-- Start of ENTRIES SHOWN --
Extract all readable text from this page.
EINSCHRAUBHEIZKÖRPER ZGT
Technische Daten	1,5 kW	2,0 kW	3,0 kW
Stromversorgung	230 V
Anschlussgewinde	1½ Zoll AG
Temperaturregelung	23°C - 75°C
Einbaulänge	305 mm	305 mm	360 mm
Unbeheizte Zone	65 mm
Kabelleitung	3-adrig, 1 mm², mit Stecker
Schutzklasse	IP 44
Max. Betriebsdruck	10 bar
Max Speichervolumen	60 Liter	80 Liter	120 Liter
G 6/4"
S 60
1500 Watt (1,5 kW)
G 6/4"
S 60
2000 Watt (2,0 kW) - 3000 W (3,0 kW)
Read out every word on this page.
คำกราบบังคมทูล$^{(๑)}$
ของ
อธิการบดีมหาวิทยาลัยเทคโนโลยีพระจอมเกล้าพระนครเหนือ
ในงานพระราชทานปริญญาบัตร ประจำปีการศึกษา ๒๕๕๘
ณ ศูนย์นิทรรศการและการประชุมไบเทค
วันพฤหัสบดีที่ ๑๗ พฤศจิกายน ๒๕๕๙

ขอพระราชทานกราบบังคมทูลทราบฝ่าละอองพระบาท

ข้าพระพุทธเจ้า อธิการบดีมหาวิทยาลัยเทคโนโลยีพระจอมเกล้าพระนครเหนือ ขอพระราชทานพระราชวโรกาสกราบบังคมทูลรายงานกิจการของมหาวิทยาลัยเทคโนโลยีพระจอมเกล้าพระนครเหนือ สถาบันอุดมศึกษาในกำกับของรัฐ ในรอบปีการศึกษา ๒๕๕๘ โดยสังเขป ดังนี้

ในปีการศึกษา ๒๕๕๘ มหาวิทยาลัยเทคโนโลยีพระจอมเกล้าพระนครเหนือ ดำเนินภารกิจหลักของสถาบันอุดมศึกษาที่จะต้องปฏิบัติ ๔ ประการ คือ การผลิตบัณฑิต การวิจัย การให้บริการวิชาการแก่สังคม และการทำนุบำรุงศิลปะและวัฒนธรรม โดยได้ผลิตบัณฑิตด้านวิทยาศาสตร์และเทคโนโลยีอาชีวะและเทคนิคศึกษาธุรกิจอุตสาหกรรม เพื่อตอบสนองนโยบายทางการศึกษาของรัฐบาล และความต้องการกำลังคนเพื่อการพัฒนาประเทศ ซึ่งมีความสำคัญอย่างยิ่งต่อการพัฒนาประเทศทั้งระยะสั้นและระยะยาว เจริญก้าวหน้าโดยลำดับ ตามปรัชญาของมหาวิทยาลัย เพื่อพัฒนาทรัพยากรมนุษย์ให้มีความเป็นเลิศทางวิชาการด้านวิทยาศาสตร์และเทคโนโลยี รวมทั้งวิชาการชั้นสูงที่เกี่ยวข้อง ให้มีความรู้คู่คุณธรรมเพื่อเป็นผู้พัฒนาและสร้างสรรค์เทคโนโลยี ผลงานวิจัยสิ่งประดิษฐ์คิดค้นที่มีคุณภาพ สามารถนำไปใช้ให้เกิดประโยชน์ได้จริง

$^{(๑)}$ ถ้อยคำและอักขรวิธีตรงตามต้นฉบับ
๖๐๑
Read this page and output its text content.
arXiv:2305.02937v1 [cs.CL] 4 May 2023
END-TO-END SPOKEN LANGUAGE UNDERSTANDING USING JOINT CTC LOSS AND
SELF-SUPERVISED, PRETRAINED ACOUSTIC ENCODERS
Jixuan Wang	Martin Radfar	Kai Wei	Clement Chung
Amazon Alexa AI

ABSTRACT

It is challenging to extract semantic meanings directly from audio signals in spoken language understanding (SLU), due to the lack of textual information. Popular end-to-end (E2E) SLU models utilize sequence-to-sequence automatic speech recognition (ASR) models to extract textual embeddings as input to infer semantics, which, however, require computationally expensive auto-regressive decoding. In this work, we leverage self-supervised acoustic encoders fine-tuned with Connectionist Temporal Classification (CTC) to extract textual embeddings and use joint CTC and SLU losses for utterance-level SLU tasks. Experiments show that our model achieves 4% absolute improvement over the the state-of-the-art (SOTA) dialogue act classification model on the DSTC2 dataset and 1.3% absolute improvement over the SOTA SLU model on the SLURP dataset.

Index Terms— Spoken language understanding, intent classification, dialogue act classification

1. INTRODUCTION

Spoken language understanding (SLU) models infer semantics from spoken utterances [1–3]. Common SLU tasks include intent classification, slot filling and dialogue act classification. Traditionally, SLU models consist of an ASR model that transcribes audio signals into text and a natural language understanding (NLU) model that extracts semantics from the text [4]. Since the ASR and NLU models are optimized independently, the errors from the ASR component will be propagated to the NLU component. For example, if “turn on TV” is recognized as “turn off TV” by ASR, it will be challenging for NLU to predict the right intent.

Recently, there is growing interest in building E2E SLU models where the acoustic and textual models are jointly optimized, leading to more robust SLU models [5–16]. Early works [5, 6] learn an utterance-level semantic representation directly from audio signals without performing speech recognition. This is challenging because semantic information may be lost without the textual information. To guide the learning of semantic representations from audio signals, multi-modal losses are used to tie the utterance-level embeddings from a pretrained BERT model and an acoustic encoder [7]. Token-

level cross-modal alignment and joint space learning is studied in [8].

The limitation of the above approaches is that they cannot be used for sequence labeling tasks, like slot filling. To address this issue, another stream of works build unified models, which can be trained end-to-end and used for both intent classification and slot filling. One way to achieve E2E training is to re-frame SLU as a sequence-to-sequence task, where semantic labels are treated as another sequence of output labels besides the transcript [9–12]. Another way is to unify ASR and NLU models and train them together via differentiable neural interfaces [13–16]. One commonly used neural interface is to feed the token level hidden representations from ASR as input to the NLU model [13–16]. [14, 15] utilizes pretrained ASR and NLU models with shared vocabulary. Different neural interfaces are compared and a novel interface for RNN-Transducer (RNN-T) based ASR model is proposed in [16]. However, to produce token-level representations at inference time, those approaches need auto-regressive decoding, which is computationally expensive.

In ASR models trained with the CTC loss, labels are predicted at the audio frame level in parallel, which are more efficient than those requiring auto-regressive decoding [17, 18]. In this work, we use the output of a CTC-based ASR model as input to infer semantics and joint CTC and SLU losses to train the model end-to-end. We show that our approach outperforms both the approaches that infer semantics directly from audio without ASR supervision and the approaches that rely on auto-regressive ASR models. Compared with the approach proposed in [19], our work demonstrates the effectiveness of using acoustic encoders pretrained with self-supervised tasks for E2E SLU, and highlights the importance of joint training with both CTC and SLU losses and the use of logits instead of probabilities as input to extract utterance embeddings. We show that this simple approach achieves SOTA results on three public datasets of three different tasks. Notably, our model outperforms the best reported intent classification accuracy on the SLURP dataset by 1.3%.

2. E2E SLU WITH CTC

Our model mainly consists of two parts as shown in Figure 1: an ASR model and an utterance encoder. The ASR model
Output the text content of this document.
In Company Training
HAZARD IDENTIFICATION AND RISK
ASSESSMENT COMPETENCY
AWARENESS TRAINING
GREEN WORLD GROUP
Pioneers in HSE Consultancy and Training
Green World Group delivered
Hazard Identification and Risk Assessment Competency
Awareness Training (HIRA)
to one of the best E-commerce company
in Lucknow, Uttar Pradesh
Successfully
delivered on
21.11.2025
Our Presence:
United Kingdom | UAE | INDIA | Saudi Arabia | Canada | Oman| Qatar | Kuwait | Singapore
-- End of ENTRIES SHOWN --
- **SHORT EXERCISE**: Copy all data exactly, start to finish.

- **RESULT OF THIS EXERCISE**:
Extract all readable text from this page.
EINSCHRAUBHEIZKÖRPER ZGT
Technische Daten	1,5 kW	2,0 kW	3,0 kW
Stromversorgung	230 V
Anschlussgewinde	1½ Zoll AG
Temperaturregelung	23°C - 75°C
Einbaulänge	305 mm	305 mm	360 mm
Unbeheizte Zone	65 mm
Kabelleitung	3-adrig, 1 mm², mit Stecker
Schutzklasse	IP 44
Max. Betriebsdruck	10 bar
Max Speichervolumen	60 Liter	80 Liter	120 Liter
G 6/4"
S 60
1500 Watt (1,5 kW)
G 6/4"
S 60
2000 Watt (2,0 kW) - 3000 W (3,0 kW)
Read out every word on this page.
คำกราบบังคมทูล$^{(๑)}$
ของ
อธิการบดีมหาวิทยาลัยเทคโนโลยีพระจอมเกล้าพระนครเหนือ
ในงานพระราชทานปริญญาบัตร ประจำปีการศึกษา ๒๕๕๘
ณ ศูนย์นิทรรศการและการประชุมไบเทค
วันพฤหัสบดีที่ ๑๗ พฤศจิกายน ๒๕๕๙

ขอพระราชทานกราบบังคมทูลทราบฝ่าละอองพระบาท

ข้าพระพุทธเจ้า อธิการบดีมหาวิทยาลัยเทคโนโลยีพระจอมเกล้าพระนครเหนือ ขอพระราชทานพระราชวโรกาสกราบบังคมทูลรายงานกิจการของมหาวิทยาลัยเทคโนโลยีพระจอมเกล้าพระนครเหนือ สถาบันอุดมศึกษาในกำกับของรัฐ ในรอบปีการศึกษา ๒๕๕๘ โดยสังเขป ดังนี้

ในปีการศึกษา ๒๕๕๘ มหาวิทยาลัยเทคโนโลยีพระจอมเกล้าพระนครเหนือ ดำเนินภารกิจหลักของสถาบันอุดมศึกษาที่จะต้องปฏิบัติ ๔ ประการ คือ การผลิตบัณฑิต การวิจัย การให้บริการวิชาการแก่สังคม และการทำนุบำรุงศิลปะและวัฒนธรรม โดยได้ผลิตบัณฑิตด้านวิทยาศาสตร์และเทคโนโลยีอาชีวะและเทคนิคศึกษาธุรกิจอุตสาหกรรม เพื่อตอบสนองนโยบายทางการศึกษาของรัฐบาล และความต้องการกำลังคนเพื่อการพัฒนาประเทศ ซึ่งมีความสำคัญอย่างยิ่งต่อการพัฒนาประเทศทั้งระยะสั้นและระยะยาว เจริญก้าวหน้าโดยลำดับ ตามปรัชญาของมหาวิทยาลัย เพื่อพัฒนาทรัพยากรมนุษย์ให้มีความเป็นเลิศทางวิชาการด้านวิทยาศาสตร์และเทคโนโลยี รวมทั้งวิชาการชั้นสูงที่เกี่ยวข้อง ให้มีความรู้คู่คุณธรรมเพื่อเป็นผู้พัฒนาและสร้างสรรค์เทคโนโลยี ผลงานวิจัยสิ่งประดิษฐ์คิดค้นที่มีคุณภาพ สามารถนำไปใช้ให้เกิดประโยชน์ได้จริง

$^{(๑)}$ ถ้อยคำและอักขรวิธีตรงตามต้นฉบับ
๖๐๑
Read this page and output its text content.
arXiv:2305.02937v1 [cs.CL] 4 May 2023
END-TO-END SPOKEN LANGUAGE UNDERSTANDING USING JOINT CTC LOSS AND
SELF-SUPERVISED, PRETRAINED ACOUSTIC ENCODERS
Jixuan Wang	Martin Radfar	Kai Wei	Clement Chung
Amazon Alexa AI

ABSTRACT

It is challenging to extract semantic meanings directly from audio signals in spoken language understanding (SLU), due to the lack of textual information. Popular end-to-end (E2E) SLU models utilize sequence-to-sequence automatic speech recognition (ASR) models to extract textual embeddings as input to infer semantics, which, however, require computationally expensive auto-regressive decoding. In this work, we leverage self-supervised acoustic encoders fine-tuned with Connectionist Temporal Classification (CTC) to extract textual embeddings and use joint CTC and SLU losses for utterance-level SLU tasks. Experiments show that our model achieves 4% absolute improvement over the the state-of-the-art (SOTA) dialogue act classification model on the DSTC2 dataset and 1.3% absolute improvement over the SOTA SLU model on the SLURP dataset.

Index Terms— Spoken language understanding, intent classification, dialogue act classification

1. INTRODUCTION

Spoken language understanding (SLU) models infer semantics from spoken utterances [1–3]. Common SLU tasks include intent classification, slot filling and dialogue act classification. Traditionally, SLU models consist of an ASR model that transcribes audio signals into text and a natural language understanding (NLU) model that extracts semantics from the text [4]. Since the ASR and NLU models are optimized independently, the errors from the ASR component will be propagated to the NLU component. For example, if “turn on TV” is recognized as “turn off TV” by ASR, it will be challenging for NLU to predict the right intent.

Recently, there is growing interest in building E2E SLU models where the acoustic and textual models are jointly optimized, leading to more robust SLU models [5–16]. Early works [5, 6] learn an utterance-level semantic representation directly from audio signals without performing speech recognition. This is challenging because semantic information may be lost without the textual information. To guide the learning of semantic representations from audio signals, multi-modal losses are used to tie the utterance-level embeddings from a pretrained BERT model and an acoustic encoder [7]. Token-

level cross-modal alignment and joint space learning is studied in [8].

The limitation of the above approaches is that they cannot be used for sequence labeling tasks, like slot filling. To address this issue, another stream of works build unified models, which can be trained end-to-end and used for both intent classification and slot filling. One way to achieve E2E training is to re-frame SLU as a sequence-to-sequence task, where semantic labels are treated as another sequence of output labels besides the transcript [9–12]. Another way is to unify ASR and NLU models and train them together via differentiable neural interfaces [13–16]. One commonly used neural interface is to feed the token level hidden representations from ASR as input to the NLU model [13–16]. [14, 15] utilizes pretrained ASR and NLU models with shared vocabulary. Different neural interfaces are compared and a novel interface for RNN-Transducer (RNN-T) based ASR model is proposed in [16]. However, to produce token-level representations at inference time, those approaches need auto-regressive decoding, which is computationally expensive.

In ASR models trained with the CTC loss, labels are predicted at the audio frame level in parallel, which are more efficient than those requiring auto-regressive decoding [17, 18]. In this work, we use the output of a CTC-based ASR model as input to infer semantics and joint CTC and SLU losses to train the model end-to-end. We show that our approach outperforms both the approaches that infer semantics directly from audio without ASR supervision and the approaches that rely on auto-regressive ASR models. Compared with the approach proposed in [19], our work demonstrates the effectiveness of using acoustic encoders pretrained with self-supervised tasks for E2E SLU, and highlights the importance of joint training with both CTC and SLU losses and the use of logits instead of probabilities as input to extract utterance embeddings. We show that this simple approach achieves SOTA results on three public datasets of three different tasks. Notably, our model outperforms the best reported intent classification accuracy on the SLURP dataset by 1.3%.

2. E2E SLU WITH CTC

Our model mainly consists of two parts as shown in Figure 1: an ASR model and an utterance encoder. The ASR model
Output the text content of this document.
In Company Training
HAZARD IDENTIFICATION AND RISK
ASSESSMENT COMPETENCY
AWARENESS TRAINING
GREEN WORLD GROUP
Pioneers in HSE Consultancy and Training
Green World Group delivered
Hazard Identification and Risk Assessment Competency
Awareness Training (HIRA)
to one of the best E-commerce company
in Lucknow, Uttar Pradesh
Successfully
delivered on
21.11.2025
Our Presence:
United Kingdom | UAE | INDIA | Saudi Arabia | Canada | Oman| Qatar | Kuwait | Singapore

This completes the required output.